### Exercise goal
Work out how many lines hold "hajópadló". Give the number and nothing else.

### Provided records
● ● ● ● ●

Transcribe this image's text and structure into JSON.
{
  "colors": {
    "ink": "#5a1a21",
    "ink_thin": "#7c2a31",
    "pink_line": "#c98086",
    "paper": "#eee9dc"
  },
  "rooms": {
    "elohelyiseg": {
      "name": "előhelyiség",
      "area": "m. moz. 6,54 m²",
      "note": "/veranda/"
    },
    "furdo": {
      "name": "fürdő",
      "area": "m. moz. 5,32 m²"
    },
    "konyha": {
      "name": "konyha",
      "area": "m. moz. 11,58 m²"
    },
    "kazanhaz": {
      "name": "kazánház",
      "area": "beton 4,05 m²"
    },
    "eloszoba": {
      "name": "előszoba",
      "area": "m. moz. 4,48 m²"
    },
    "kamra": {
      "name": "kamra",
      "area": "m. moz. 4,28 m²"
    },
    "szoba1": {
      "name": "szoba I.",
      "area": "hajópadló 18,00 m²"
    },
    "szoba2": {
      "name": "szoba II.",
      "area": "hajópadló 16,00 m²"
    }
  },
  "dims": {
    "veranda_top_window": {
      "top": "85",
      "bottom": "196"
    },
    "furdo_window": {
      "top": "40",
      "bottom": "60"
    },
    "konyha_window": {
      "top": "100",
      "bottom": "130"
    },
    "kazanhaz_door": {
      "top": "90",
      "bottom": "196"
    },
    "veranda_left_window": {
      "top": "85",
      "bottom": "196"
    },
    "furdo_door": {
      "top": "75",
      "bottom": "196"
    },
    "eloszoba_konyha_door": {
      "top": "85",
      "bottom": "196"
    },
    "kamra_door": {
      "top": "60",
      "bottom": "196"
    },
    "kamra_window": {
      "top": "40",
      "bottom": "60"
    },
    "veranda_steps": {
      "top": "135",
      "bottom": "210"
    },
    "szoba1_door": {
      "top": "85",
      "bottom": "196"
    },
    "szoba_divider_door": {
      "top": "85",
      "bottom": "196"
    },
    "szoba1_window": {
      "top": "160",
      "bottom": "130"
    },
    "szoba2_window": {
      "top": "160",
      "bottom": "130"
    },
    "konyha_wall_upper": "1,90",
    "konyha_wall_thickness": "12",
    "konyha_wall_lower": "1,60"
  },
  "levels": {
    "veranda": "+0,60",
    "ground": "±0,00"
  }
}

● ● ● ● ●

### Worked solution
2